- **Records supplied**:

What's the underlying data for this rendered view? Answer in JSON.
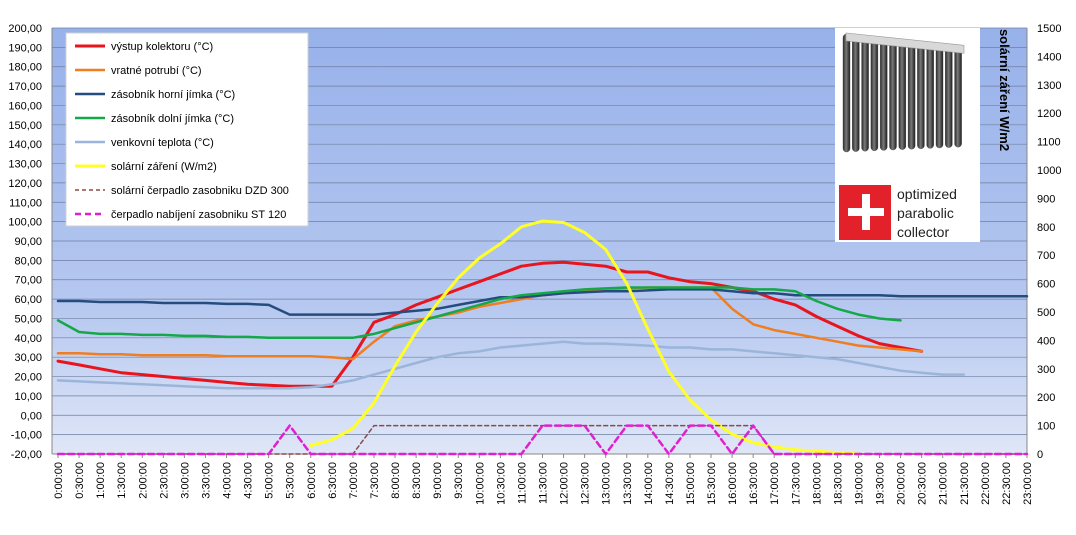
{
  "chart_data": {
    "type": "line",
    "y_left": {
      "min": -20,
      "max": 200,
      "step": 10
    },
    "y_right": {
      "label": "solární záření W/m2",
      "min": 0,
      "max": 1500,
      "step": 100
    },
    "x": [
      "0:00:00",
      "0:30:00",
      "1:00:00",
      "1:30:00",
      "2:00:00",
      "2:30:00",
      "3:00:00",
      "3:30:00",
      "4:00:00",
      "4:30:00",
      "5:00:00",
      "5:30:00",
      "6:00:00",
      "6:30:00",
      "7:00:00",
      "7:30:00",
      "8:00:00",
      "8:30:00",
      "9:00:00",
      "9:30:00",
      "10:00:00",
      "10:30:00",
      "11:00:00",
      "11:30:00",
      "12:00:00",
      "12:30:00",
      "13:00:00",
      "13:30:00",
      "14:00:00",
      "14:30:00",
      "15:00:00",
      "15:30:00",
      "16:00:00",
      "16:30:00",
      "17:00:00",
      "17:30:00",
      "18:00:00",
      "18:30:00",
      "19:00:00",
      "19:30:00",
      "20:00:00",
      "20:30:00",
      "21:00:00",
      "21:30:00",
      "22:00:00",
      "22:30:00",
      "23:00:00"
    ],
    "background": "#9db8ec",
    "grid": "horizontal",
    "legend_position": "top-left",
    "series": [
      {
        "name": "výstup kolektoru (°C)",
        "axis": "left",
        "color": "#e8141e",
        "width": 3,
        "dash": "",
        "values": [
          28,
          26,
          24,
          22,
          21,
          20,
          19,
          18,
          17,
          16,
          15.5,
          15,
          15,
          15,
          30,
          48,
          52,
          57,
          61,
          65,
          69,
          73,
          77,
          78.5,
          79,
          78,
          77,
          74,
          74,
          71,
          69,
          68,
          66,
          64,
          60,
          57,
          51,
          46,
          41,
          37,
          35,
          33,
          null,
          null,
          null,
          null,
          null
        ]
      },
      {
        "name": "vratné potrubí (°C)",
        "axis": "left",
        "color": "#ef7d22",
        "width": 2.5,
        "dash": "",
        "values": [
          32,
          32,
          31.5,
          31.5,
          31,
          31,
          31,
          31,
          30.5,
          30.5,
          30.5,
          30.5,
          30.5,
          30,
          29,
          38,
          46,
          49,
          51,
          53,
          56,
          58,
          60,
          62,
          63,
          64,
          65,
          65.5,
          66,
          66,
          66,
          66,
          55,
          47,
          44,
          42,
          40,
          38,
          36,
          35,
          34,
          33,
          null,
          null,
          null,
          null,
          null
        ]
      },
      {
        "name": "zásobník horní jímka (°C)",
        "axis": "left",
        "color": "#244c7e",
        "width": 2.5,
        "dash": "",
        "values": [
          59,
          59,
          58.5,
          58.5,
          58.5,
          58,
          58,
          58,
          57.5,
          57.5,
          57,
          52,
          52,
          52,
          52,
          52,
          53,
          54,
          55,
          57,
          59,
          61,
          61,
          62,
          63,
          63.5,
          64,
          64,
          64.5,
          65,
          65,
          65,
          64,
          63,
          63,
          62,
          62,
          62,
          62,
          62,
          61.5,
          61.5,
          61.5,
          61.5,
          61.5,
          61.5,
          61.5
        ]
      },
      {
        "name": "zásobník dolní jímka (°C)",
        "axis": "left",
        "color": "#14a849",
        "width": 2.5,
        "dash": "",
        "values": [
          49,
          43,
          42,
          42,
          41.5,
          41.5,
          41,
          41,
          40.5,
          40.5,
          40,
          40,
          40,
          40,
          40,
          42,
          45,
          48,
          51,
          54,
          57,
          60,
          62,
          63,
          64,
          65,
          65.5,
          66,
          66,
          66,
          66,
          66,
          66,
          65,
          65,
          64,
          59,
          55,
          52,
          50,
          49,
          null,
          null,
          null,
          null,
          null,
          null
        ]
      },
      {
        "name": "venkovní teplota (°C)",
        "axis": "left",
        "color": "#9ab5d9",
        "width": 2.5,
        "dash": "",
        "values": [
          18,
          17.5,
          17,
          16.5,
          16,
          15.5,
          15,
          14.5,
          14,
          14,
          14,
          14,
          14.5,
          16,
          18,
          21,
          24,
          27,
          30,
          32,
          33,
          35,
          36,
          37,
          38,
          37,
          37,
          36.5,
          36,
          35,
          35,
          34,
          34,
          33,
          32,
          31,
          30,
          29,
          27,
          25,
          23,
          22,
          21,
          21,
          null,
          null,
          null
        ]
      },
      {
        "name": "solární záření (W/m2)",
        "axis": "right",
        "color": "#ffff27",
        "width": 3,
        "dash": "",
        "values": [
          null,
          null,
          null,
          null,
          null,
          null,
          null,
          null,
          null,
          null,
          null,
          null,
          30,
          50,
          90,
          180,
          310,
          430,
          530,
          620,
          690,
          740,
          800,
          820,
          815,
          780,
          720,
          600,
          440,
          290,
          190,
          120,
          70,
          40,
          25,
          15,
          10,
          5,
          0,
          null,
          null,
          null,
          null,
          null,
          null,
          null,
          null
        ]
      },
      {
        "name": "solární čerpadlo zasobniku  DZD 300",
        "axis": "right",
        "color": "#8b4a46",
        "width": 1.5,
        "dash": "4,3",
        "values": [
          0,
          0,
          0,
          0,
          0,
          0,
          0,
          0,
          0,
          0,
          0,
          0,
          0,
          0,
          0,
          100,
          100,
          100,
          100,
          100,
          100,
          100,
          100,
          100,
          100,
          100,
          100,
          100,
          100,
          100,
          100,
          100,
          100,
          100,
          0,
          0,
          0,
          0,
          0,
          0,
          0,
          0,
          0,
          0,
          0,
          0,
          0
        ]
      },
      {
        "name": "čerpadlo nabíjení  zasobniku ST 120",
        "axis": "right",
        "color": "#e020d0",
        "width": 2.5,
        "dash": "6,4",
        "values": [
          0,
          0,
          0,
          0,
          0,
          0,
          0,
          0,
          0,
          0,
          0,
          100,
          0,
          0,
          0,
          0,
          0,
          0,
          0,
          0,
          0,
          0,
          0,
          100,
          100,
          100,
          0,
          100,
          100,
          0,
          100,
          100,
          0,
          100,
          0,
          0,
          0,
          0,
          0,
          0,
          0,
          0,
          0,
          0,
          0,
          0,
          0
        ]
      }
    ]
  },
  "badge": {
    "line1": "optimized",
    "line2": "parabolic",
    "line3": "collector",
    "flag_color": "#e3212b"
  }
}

- **What you have to do**: Determine how many lines contain the word "solární" and reply with that number alone.

- **Result**: 3